SUPPLIED RECORDS –
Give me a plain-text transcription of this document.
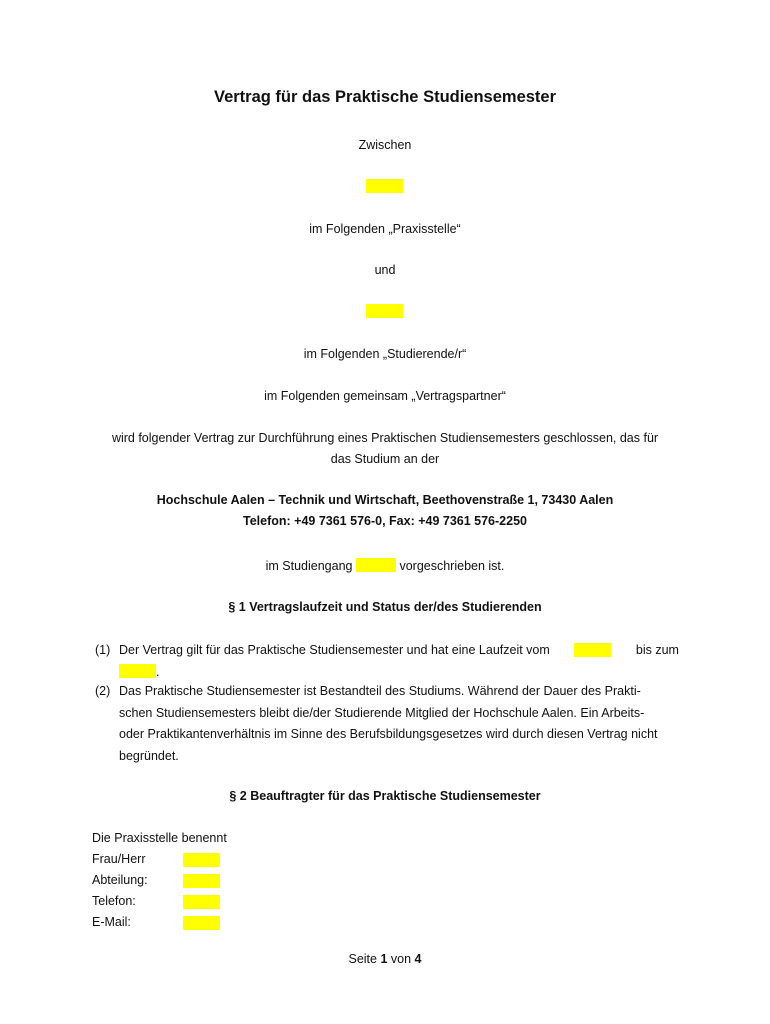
Vertrag für das Praktische Studiensemester
Zwischen
im Folgenden „Praxisstelle“
und
im Folgenden „Studierende/r“
im Folgenden gemeinsam „Vertragspartner“
wird folgender Vertrag zur Durchführung eines Praktischen Studiensemesters geschlossen, das für
das Studium an der
Hochschule Aalen – Technik und Wirtschaft, Beethovenstraße 1, 73430 Aalen
Telefon: +49 7361 576-0, Fax: +49 7361 576-2250
im Studiengang	vorgeschrieben ist.
§ 1 Vertragslaufzeit und Status der/des Studierenden
(1) Der Vertrag gilt für das Praktische Studiensemester und hat eine Laufzeit vom	bis zum
.
(2) Das Praktische Studiensemester ist Bestandteil des Studiums. Während der Dauer des Prakti-
schen Studiensemesters bleibt die/der Studierende Mitglied der Hochschule Aalen. Ein Arbeits-
oder Praktikantenverhältnis im Sinne des Berufsbildungsgesetzes wird durch diesen Vertrag nicht
begründet.
§ 2 Beauftragter für das Praktische Studiensemester
Die Praxisstelle benennt
Frau/Herr
Abteilung:
Telefon:
E-Mail:
Seite 1 von 4
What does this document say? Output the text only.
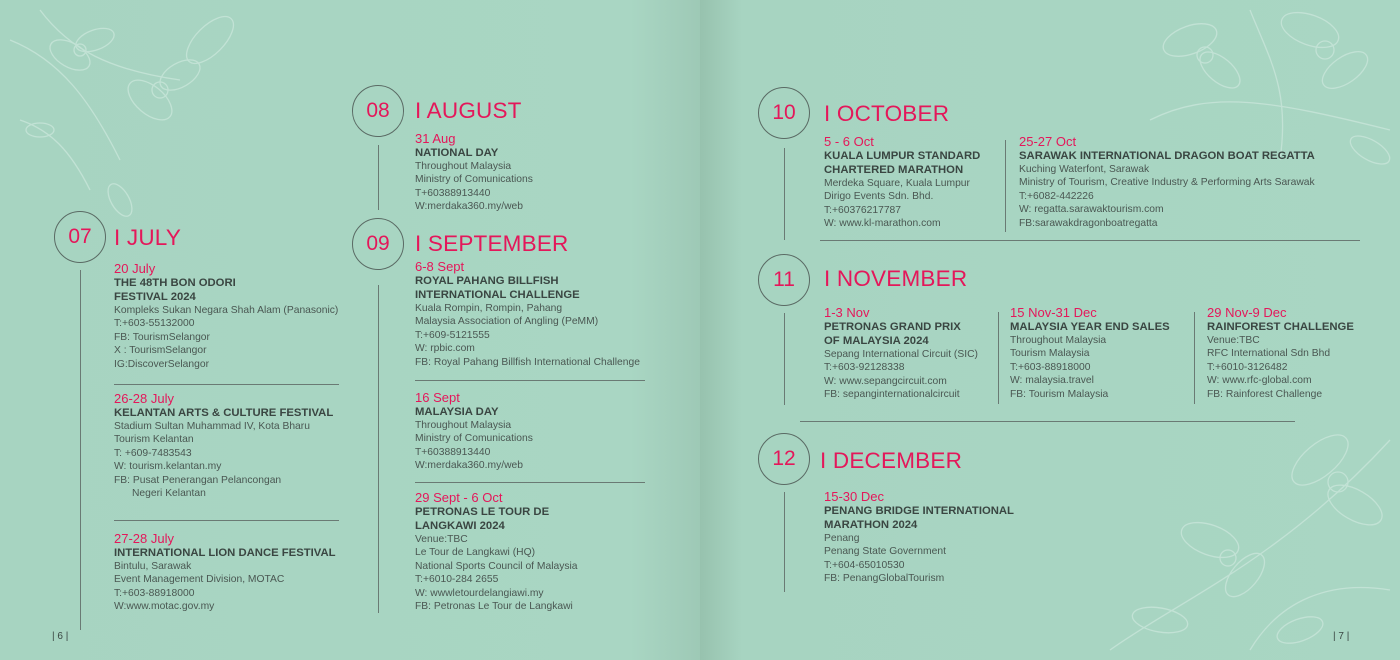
07 I JULY
20 July
THE 48TH BON ODORI
FESTIVAL 2024
Kompleks Sukan Negara Shah Alam (Panasonic)
T:+603-55132000
FB: TourismSelangor
X : TourismSelangor
IG:DiscoverSelangor
26-28 July
KELANTAN ARTS & CULTURE FESTIVAL
Stadium Sultan Muhammad IV, Kota Bharu
Tourism Kelantan
T: +609-7483543
W: tourism.kelantan.my
FB: Pusat Penerangan Pelancongan
Negeri Kelantan
27-28 July
INTERNATIONAL LION DANCE FESTIVAL
Bintulu, Sarawak
Event Management Division, MOTAC
T:+603-88918000
W:www.motac.gov.my
08 I AUGUST
31 Aug
NATIONAL DAY
Throughout Malaysia
Ministry of Comunications
T+60388913440
W:merdaka360.my/web
09 I SEPTEMBER
6-8 Sept
ROYAL PAHANG BILLFISH
INTERNATIONAL CHALLENGE
Kuala Rompin, Rompin, Pahang
Malaysia Association of Angling (PeMM)
T:+609-5121555
W: rpbic.com
FB: Royal Pahang Billfish International Challenge
16 Sept
MALAYSIA DAY
Throughout Malaysia
Ministry of Comunications
T+60388913440
W:merdaka360.my/web
29 Sept - 6 Oct
PETRONAS LE TOUR DE
LANGKAWI 2024
Venue:TBC
Le Tour de Langkawi (HQ)
National Sports Council of Malaysia
T:+6010-284 2655
W: wwwletourdelangiawi.my
FB: Petronas Le Tour de Langkawi
| 6 |
10 I OCTOBER
5 - 6 Oct
KUALA LUMPUR STANDARD
CHARTERED MARATHON
Merdeka Square, Kuala Lumpur
Dirigo Events Sdn. Bhd.
T:+60376217787
W: www.kl-marathon.com
25-27 Oct
SARAWAK INTERNATIONAL DRAGON BOAT REGATTA
Kuching Waterfont, Sarawak
Ministry of Tourism, Creative Industry & Performing Arts Sarawak
T:+6082-442226
W: regatta.sarawaktourism.com
FB:sarawakdragonboatregatta
11 I NOVEMBER
1-3 Nov
PETRONAS GRAND PRIX
OF MALAYSIA 2024
Sepang International Circuit (SIC)
T:+603-92128338
W: www.sepangcircuit.com
FB: sepanginternationalcircuit
15 Nov-31 Dec
MALAYSIA YEAR END SALES
Throughout Malaysia
Tourism Malaysia
T:+603-88918000
W: malaysia.travel
FB: Tourism Malaysia
29 Nov-9 Dec
RAINFOREST CHALLENGE
Venue:TBC
RFC International Sdn Bhd
T:+6010-3126482
W: www.rfc-global.com
FB: Rainforest Challenge
12 I DECEMBER
15-30 Dec
PENANG BRIDGE INTERNATIONAL
MARATHON 2024
Penang
Penang State Government
T:+604-65010530
FB: PenangGlobalTourism
| 7 |
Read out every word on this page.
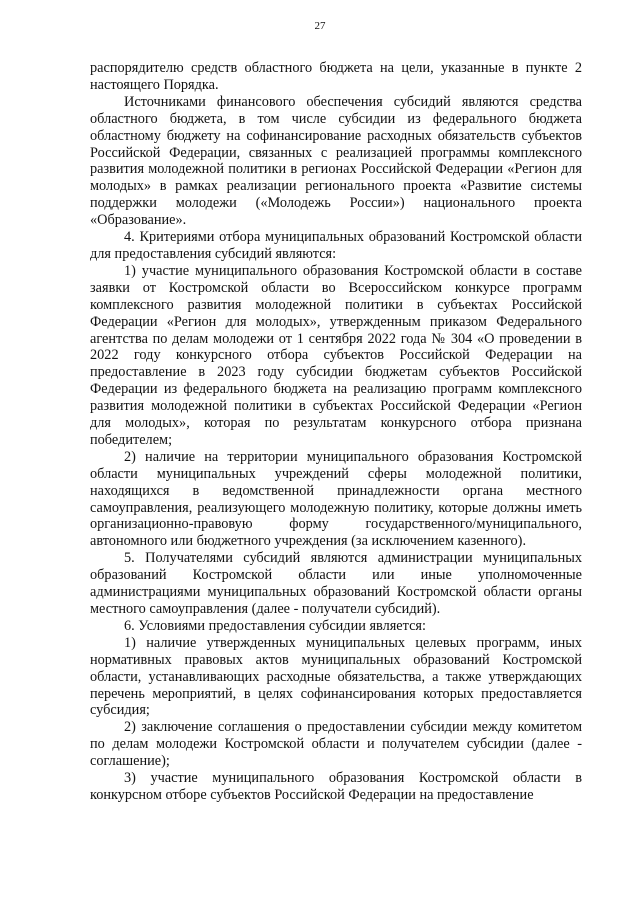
27

распорядителю средств областного бюджета на цели, указанные в пункте 2 настоящего Порядка.

Источниками финансового обеспечения субсидий являются средства областного бюджета, в том числе субсидии из федерального бюджета областному бюджету на софинансирование расходных обязательств субъектов Российской Федерации, связанных с реализацией программы комплексного развития молодежной политики в регионах Российской Федерации «Регион для молодых» в рамках реализации регионального проекта «Развитие системы поддержки молодежи («Молодежь России») национального проекта «Образование».

4. Критериями отбора муниципальных образований Костромской области для предоставления субсидий являются:

1) участие муниципального образования Костромской области в составе заявки от Костромской области во Всероссийском конкурсе программ комплексного развития молодежной политики в субъектах Российской Федерации «Регион для молодых», утвержденным приказом Федерального агентства по делам молодежи от 1 сентября 2022 года № 304 «О проведении в 2022 году конкурсного отбора субъектов Российской Федерации на предоставление в 2023 году субсидии бюджетам субъектов Российской Федерации из федерального бюджета на реализацию программ комплексного развития молодежной политики в субъектах Российской Федерации «Регион для молодых», которая по результатам конкурсного отбора признана победителем;

2) наличие на территории муниципального образования Костромской области муниципальных учреждений сферы молодежной политики, находящихся в ведомственной принадлежности органа местного самоуправления, реализующего молодежную политику, которые должны иметь организационно-правовую форму государственного/муниципального, автономного или бюджетного учреждения (за исключением казенного).

5. Получателями субсидий являются администрации муниципальных образований Костромской области или иные уполномоченные администрациями муниципальных образований Костромской области органы местного самоуправления (далее - получатели субсидий).

6. Условиями предоставления субсидии является:

1) наличие утвержденных муниципальных целевых программ, иных нормативных правовых актов муниципальных образований Костромской области, устанавливающих расходные обязательства, а также утверждающих перечень мероприятий, в целях софинансирования которых предоставляется субсидия;

2) заключение соглашения о предоставлении субсидии между комитетом по делам молодежи Костромской области и получателем субсидии (далее - соглашение);

3) участие муниципального образования Костромской области в конкурсном отборе субъектов Российской Федерации на предоставление
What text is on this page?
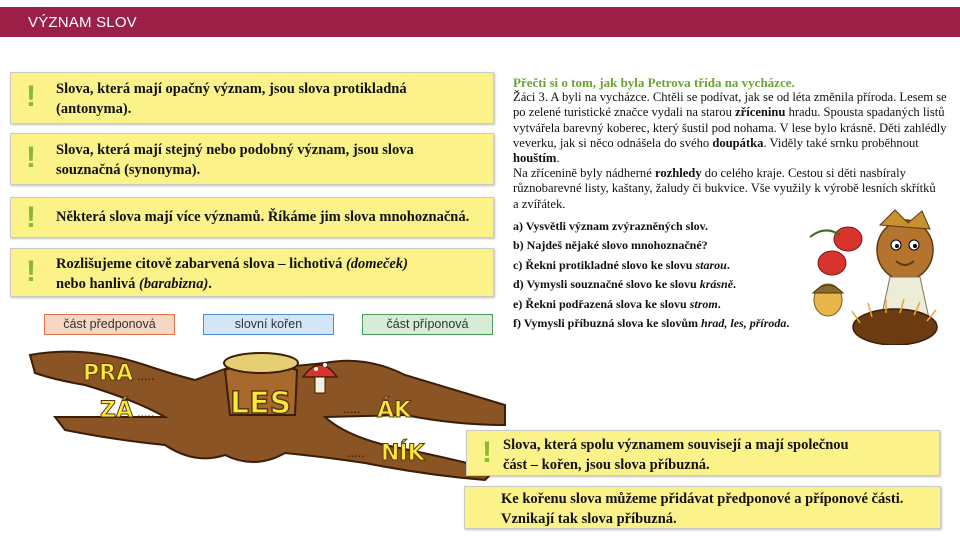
VÝZNAM SLOV
! Slova, která mají opačný význam, jsou slova protikladná
(antonyma).
! Slova, která mají stejný nebo podobný význam, jsou slova
souznačná (synonyma).
! Některá slova mají více významů. Říkáme jim slova mnohoznačná.
! Rozlišujeme citově zabarvená slova – lichotivá (domeček)
nebo hanlivá (barabizna).
část předponová	slovní kořen	část příponová
Přečti si o tom, jak byla Petrova třída na vycházce.

Žáci 3. A byli na vycházce. Chtěli se podívat, jak se od léta změnila příroda. Lesem se po zelené turistické značce vydali na starou zříceninu hradu. Spousta spadaných listů vytvářela barevný koberec, který šustil pod nohama. V lese bylo krásně. Děti zahlédly veverku, jak si něco odnášela do svého doupátka. Viděly také srnku proběhnout houštím.

Na zřícenině byly nádherné rozhledy do celého kraje. Cestou si děti nasbíraly různobarevné listy, kaštany, žaludy či bukvice. Vše využily k výrobě lesních skřítků a zvířátek.

a) Vysvětli význam zvýrazněných slov.
b) Najdeš nějaké slovo mnohoznačné?
c) Řekni protikladné slovo ke slovu starou.
d) Vymysli souznačné slovo ke slovu krásně.
e) Řekni podřazená slova ke slovu strom.
f) Vymysli příbuzná slova ke slovům hrad, les, příroda.
PRA .....
ZÁ .....	LES	..... ÁK
..... NÍK ! Slova, která spolu významem souvisejí a mají společnou
část – kořen, jsou slova příbuzná.
Ke kořenu slova můžeme přidávat předponové a příponové části.
Vznikají tak slova příbuzná.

WRITTEN INSTRUCTION – State how many lines of the records above contain the word "Telefon", giving only that number.

EXERCISE SOLUTION – 2